_Request_
Tally the lines in the data that follows that include the word "here", and report nothing but the total.

_Entries shown_
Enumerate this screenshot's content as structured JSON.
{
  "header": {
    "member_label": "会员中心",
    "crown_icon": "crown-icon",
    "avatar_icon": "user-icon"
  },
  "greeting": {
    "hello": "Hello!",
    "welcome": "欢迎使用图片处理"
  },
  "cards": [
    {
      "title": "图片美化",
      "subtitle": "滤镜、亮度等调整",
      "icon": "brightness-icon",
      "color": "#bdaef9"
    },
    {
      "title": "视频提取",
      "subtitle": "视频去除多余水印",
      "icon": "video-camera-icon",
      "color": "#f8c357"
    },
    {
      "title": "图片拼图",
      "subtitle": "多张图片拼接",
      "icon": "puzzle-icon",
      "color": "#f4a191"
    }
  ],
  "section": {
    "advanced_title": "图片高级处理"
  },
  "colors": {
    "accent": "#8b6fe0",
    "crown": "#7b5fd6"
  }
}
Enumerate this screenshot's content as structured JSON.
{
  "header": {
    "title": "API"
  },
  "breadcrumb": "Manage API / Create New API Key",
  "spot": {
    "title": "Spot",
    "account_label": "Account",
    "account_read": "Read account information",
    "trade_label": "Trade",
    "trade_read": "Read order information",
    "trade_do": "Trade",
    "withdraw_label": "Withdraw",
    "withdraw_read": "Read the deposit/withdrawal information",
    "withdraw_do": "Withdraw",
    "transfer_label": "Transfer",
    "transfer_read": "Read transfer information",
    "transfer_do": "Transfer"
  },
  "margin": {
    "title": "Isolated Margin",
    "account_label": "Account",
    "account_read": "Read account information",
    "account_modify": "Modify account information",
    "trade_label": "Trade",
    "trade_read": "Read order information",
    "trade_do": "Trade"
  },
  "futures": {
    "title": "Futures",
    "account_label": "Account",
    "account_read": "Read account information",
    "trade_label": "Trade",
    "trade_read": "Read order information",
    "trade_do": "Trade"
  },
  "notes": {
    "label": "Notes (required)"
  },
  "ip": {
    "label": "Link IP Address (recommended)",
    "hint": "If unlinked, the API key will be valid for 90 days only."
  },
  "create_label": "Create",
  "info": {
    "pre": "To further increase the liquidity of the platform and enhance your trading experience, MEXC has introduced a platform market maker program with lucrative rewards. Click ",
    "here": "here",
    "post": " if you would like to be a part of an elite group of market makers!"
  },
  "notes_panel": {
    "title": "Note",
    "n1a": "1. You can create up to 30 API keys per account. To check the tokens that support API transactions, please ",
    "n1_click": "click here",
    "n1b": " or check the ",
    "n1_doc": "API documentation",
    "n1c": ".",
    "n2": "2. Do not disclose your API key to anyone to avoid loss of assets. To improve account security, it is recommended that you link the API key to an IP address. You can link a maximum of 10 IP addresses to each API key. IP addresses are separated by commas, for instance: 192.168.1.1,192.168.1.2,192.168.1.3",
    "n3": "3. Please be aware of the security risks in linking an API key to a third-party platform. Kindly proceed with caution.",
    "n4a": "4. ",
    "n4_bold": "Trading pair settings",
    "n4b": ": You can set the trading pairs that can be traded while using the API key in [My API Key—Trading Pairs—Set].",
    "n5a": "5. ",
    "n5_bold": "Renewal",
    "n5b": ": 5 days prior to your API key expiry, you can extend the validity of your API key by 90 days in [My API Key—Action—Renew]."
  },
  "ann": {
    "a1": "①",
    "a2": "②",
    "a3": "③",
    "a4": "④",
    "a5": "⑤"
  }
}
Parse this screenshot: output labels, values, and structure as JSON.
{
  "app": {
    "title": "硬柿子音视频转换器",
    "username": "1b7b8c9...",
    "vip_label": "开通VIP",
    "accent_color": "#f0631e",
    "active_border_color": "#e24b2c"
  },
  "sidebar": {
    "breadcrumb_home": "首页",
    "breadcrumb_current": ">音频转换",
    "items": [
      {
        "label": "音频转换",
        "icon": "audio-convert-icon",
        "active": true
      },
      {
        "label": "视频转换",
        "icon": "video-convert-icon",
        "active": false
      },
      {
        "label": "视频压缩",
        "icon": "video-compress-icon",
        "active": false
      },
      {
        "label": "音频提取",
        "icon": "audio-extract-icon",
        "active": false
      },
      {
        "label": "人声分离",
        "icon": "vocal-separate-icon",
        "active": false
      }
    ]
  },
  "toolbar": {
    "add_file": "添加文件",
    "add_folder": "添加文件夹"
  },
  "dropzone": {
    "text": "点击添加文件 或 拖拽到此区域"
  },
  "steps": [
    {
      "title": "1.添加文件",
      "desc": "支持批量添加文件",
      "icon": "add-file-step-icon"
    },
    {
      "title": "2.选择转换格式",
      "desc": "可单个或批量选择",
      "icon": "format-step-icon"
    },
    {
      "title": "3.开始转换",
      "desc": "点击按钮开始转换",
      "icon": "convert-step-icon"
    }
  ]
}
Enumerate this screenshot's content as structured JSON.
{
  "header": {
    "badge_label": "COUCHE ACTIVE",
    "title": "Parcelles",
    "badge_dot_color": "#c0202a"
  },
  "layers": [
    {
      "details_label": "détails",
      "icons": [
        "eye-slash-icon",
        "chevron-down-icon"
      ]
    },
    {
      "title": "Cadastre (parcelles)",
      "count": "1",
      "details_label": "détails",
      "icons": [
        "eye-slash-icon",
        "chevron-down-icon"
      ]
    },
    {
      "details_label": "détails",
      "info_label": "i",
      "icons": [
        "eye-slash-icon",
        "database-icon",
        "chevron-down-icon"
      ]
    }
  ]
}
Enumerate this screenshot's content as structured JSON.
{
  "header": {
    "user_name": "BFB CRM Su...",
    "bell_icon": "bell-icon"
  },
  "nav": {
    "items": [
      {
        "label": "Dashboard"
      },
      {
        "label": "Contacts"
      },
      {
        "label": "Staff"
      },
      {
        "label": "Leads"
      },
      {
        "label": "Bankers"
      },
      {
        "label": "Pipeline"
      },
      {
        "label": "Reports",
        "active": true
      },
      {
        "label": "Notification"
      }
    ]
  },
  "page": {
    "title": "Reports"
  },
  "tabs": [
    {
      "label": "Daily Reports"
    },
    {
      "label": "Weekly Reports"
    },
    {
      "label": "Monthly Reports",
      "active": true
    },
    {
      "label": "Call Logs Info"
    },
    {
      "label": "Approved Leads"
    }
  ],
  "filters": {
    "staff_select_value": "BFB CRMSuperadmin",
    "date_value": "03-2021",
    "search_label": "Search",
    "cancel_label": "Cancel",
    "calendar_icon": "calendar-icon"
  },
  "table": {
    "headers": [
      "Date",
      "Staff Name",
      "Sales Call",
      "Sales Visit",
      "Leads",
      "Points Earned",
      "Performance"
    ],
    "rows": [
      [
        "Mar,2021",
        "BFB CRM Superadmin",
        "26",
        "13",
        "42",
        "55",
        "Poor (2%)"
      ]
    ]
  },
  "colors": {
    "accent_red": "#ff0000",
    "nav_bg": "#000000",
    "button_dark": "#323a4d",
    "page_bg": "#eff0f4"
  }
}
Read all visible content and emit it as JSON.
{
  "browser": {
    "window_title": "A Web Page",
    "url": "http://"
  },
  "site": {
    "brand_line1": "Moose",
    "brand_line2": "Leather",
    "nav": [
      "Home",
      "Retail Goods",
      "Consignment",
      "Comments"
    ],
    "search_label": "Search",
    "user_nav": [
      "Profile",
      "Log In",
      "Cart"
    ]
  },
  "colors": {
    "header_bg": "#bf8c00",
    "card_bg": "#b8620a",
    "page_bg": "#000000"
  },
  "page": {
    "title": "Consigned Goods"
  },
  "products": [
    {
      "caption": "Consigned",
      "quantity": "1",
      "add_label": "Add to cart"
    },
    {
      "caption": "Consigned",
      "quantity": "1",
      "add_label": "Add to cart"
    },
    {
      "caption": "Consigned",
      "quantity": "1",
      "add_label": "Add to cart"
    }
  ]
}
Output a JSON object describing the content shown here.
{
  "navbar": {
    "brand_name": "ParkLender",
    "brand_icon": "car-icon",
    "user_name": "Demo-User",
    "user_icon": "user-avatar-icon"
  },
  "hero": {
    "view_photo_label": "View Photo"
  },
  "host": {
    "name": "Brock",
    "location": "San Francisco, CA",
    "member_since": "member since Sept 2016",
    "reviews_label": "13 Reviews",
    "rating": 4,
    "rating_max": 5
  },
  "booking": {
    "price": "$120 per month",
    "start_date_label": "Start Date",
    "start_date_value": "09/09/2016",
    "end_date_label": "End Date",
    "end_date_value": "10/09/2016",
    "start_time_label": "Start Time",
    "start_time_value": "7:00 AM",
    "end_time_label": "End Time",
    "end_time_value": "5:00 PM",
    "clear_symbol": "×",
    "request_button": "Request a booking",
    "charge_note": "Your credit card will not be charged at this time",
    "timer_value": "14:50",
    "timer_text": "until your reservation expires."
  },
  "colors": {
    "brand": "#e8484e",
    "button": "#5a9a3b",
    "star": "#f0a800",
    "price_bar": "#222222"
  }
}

_Expected output_
3